TASK DETAILS: From the records below, pull each line that has "Dreamers".
○ ○ ○ ○ ○ ○ ○
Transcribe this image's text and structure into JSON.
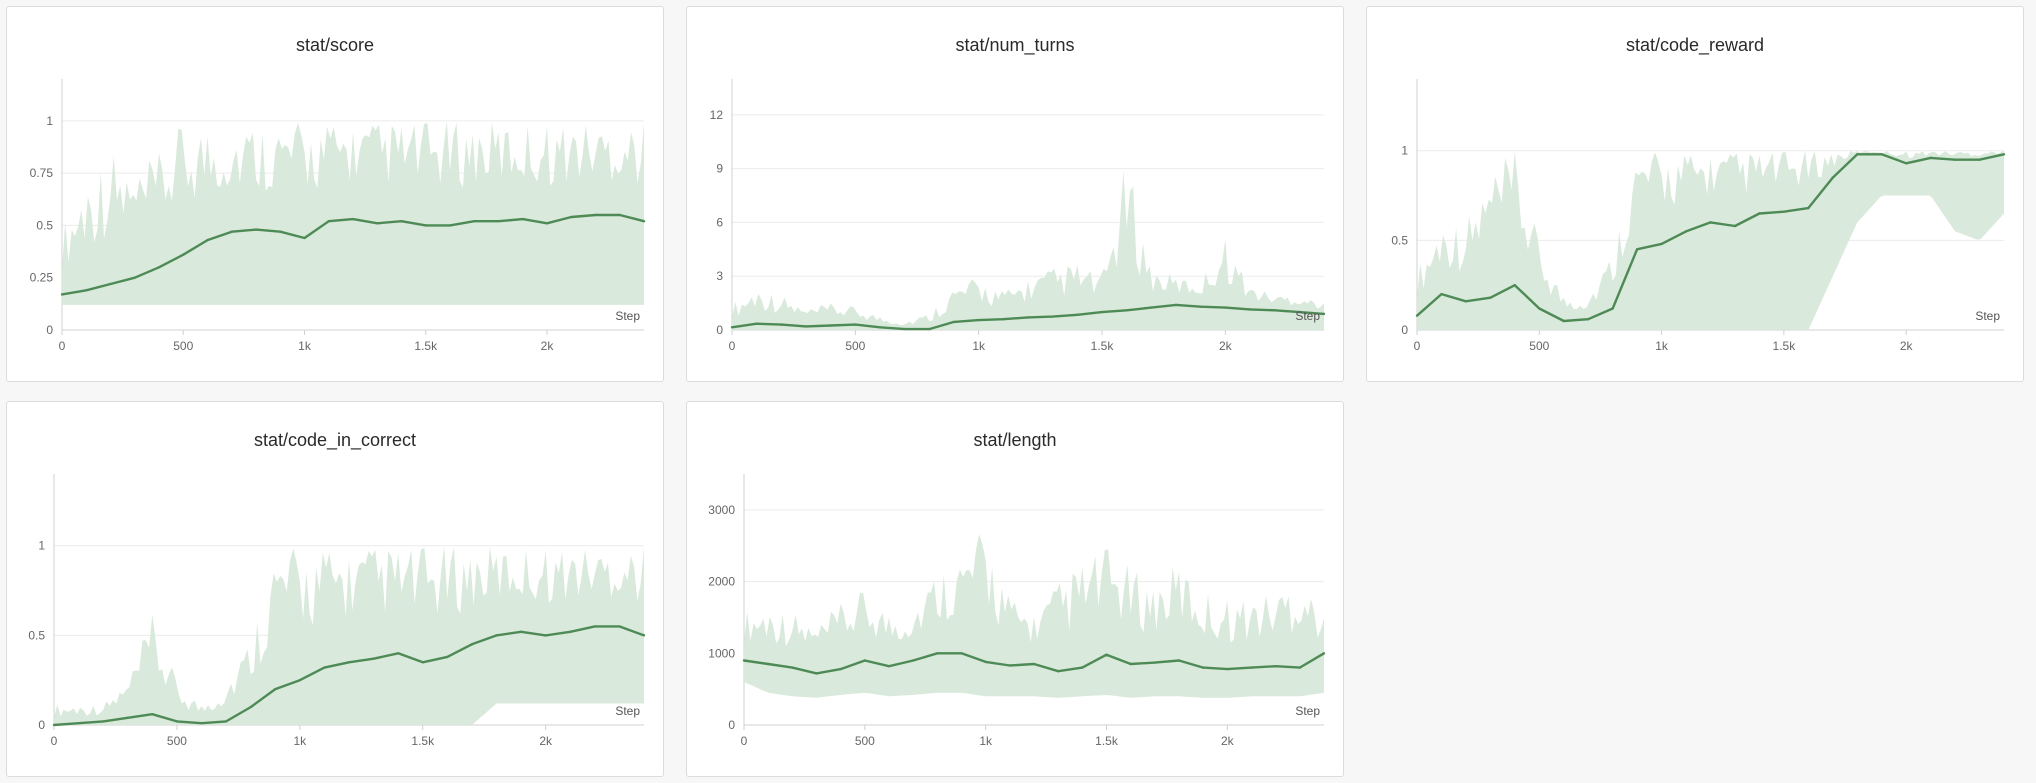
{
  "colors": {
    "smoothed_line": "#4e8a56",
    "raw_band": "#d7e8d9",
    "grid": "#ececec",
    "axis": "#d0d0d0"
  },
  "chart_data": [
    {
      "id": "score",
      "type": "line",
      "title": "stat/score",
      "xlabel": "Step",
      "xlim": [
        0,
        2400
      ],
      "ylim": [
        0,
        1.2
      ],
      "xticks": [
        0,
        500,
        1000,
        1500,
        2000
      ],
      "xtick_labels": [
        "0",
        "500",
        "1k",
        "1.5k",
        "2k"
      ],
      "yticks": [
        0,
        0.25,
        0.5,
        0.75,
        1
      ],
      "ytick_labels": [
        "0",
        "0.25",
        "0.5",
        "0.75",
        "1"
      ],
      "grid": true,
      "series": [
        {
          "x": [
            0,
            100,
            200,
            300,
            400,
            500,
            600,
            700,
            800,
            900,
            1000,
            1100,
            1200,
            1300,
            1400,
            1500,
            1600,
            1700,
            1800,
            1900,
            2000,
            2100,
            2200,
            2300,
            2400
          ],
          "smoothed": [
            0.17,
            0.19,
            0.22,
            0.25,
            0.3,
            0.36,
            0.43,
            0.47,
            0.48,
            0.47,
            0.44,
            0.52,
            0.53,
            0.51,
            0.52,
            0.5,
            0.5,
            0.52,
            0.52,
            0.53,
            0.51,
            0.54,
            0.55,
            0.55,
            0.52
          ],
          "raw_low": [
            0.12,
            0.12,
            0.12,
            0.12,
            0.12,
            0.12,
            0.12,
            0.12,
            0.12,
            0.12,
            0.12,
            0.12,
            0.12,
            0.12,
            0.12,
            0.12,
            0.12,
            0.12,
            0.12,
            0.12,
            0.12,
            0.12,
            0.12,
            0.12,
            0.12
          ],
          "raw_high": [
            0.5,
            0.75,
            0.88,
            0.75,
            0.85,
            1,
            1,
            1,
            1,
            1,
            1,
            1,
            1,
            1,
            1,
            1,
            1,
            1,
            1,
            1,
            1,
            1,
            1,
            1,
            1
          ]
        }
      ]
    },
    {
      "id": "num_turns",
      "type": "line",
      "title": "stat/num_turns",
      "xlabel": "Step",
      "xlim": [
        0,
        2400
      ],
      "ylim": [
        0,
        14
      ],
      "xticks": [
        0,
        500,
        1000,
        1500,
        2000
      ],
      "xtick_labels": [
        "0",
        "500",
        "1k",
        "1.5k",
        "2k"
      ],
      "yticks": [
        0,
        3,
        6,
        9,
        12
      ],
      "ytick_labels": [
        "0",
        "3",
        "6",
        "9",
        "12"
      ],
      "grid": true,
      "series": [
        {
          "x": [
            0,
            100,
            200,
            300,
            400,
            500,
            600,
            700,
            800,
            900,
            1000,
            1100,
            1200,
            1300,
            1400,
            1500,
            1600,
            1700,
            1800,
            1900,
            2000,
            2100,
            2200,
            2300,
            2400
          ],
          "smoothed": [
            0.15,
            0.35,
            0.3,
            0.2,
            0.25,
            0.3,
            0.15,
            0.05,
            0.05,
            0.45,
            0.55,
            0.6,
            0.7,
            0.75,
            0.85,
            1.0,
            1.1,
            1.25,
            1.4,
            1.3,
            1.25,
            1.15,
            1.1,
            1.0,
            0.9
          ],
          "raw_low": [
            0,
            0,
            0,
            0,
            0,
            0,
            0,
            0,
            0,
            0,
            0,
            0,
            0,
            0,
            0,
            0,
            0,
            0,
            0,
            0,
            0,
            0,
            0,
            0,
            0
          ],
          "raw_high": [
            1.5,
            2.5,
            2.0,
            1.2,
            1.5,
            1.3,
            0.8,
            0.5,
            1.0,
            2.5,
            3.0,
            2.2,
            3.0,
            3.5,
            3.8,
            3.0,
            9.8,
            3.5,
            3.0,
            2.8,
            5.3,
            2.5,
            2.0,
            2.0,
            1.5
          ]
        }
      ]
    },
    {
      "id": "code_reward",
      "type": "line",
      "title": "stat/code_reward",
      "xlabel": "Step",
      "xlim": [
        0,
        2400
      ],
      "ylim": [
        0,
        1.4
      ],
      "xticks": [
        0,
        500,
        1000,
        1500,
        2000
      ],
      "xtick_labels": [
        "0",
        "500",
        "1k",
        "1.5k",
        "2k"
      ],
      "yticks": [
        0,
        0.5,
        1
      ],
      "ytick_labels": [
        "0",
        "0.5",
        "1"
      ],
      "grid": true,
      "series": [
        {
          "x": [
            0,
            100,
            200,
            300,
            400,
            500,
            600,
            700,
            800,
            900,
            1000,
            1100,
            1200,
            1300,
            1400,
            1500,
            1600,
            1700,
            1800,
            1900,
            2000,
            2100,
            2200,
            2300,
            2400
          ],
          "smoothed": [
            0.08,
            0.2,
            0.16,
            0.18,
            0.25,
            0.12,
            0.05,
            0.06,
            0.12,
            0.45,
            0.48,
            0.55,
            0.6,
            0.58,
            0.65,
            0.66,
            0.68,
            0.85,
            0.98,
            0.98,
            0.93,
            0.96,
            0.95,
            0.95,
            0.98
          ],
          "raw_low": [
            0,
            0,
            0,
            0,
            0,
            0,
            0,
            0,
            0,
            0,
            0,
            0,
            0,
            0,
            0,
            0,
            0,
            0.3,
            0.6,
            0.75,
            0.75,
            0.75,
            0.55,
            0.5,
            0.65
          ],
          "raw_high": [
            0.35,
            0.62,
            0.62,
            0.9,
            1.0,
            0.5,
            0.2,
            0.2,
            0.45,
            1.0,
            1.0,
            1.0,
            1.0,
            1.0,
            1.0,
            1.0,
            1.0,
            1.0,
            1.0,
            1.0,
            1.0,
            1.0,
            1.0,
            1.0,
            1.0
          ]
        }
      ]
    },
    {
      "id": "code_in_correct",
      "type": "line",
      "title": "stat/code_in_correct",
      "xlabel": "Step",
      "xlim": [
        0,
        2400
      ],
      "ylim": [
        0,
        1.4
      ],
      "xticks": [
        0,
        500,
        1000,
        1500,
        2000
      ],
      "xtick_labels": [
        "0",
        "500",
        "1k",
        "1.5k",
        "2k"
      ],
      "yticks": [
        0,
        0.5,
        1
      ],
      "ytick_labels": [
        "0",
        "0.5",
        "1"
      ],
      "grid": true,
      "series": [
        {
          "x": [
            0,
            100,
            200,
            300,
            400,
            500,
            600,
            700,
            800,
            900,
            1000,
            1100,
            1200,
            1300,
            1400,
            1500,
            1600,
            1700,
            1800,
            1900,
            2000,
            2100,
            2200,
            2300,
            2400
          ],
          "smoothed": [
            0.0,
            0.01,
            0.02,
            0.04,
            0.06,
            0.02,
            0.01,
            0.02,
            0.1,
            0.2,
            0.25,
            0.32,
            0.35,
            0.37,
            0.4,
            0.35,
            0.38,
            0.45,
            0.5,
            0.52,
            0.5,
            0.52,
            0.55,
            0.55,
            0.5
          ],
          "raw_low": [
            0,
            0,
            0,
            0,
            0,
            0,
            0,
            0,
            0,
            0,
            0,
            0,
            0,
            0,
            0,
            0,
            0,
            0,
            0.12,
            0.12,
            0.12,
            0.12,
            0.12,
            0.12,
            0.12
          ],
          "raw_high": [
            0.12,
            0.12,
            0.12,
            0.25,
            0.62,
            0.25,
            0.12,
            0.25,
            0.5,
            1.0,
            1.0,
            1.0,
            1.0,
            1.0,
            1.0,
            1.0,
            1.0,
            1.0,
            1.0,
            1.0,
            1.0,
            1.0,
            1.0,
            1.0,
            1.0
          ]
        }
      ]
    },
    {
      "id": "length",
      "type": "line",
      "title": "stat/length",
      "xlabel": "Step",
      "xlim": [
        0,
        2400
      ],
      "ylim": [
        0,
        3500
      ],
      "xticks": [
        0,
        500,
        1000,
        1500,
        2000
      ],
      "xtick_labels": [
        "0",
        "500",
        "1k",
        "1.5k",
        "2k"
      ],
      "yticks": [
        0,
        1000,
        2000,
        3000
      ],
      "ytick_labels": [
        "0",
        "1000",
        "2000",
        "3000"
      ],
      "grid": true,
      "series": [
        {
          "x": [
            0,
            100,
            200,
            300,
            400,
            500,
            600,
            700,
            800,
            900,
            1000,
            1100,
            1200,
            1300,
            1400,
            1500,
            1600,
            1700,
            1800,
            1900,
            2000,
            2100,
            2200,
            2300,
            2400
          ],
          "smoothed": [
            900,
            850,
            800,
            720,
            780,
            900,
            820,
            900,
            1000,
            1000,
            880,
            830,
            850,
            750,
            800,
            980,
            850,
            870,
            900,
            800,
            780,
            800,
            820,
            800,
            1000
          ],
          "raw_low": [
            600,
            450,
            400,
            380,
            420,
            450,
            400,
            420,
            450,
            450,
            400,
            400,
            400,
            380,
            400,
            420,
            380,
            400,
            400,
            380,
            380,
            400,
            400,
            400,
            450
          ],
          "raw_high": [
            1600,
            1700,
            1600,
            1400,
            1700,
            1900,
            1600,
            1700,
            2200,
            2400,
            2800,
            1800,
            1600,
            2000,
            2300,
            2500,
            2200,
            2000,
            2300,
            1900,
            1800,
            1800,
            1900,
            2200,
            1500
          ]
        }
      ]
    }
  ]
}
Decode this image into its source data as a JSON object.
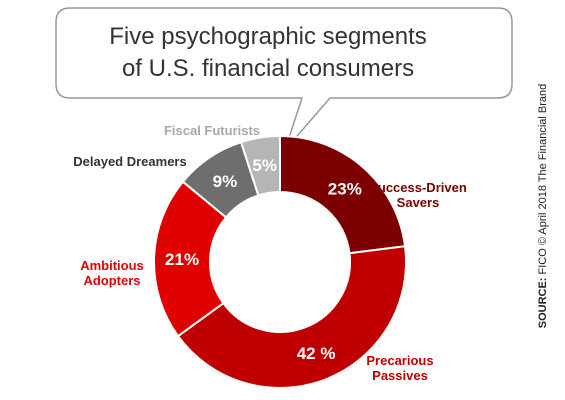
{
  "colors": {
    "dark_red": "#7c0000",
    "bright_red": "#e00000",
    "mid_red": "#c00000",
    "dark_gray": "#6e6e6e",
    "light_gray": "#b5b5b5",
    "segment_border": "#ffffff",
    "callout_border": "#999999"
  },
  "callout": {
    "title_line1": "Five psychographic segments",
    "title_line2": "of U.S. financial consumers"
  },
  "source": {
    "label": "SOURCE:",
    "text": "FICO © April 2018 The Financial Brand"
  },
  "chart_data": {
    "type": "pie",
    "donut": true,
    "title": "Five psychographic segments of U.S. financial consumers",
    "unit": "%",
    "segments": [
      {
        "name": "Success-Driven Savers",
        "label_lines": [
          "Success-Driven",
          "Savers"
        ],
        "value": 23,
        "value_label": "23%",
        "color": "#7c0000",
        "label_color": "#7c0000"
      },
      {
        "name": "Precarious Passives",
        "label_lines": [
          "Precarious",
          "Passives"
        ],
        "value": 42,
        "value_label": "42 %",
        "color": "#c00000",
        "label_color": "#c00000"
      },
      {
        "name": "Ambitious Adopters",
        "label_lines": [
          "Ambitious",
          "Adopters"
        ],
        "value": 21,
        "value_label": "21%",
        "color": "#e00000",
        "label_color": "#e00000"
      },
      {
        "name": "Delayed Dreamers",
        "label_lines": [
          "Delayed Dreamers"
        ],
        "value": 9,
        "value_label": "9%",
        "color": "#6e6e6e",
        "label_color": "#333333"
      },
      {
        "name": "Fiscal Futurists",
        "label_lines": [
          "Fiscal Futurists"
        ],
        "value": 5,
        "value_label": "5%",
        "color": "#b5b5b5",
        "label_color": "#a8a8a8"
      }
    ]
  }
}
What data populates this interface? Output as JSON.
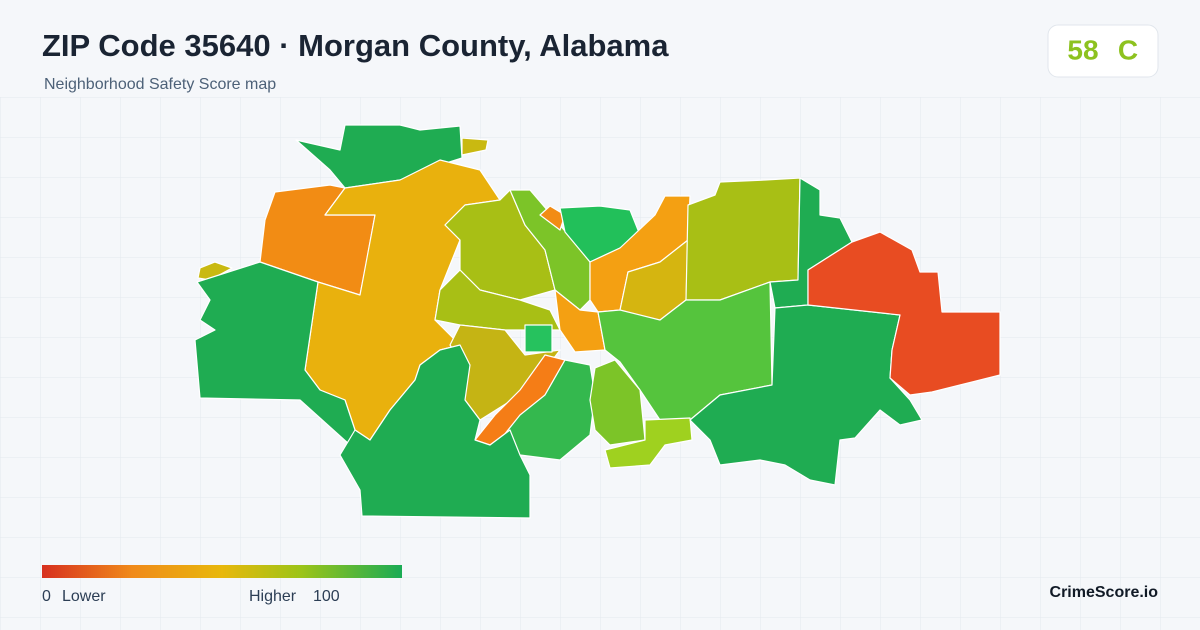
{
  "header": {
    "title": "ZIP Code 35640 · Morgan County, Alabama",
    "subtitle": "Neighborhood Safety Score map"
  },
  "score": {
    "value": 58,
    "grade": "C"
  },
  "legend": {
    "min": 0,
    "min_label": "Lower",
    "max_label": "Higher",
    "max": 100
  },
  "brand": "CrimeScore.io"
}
○ ○ ○ ○ ○ ○ ○
OUTPUT BELOW:
        "name": "Delayed Dreamers",
          "Delayed Dreamers"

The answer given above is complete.